▸ **EXERCISE INPUTS**:
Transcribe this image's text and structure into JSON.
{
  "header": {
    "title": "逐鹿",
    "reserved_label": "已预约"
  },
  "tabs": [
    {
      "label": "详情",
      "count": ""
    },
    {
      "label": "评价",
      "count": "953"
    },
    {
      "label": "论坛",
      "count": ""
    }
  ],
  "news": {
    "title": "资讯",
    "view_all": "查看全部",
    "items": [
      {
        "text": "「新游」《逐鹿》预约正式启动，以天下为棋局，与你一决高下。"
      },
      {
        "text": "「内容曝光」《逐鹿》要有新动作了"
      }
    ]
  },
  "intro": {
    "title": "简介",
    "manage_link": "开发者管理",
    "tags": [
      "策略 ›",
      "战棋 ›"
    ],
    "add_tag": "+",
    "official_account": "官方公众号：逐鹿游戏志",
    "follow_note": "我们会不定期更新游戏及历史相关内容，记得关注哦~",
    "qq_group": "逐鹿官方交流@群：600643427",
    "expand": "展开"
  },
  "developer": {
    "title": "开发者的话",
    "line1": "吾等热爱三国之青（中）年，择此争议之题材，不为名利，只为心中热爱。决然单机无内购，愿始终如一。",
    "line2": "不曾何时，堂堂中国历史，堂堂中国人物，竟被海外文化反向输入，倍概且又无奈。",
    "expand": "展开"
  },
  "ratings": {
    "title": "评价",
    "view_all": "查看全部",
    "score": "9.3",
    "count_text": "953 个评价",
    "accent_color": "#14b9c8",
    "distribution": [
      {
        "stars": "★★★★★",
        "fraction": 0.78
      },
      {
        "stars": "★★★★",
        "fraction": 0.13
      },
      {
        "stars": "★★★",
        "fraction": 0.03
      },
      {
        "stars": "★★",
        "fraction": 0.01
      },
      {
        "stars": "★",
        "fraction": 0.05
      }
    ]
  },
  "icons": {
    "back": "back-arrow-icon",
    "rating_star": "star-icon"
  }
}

▸ **TASK REQUIREMENTS**: How many of the lines above hold "title"? Answer with only the number.

▸ **FINAL RESULT**: 5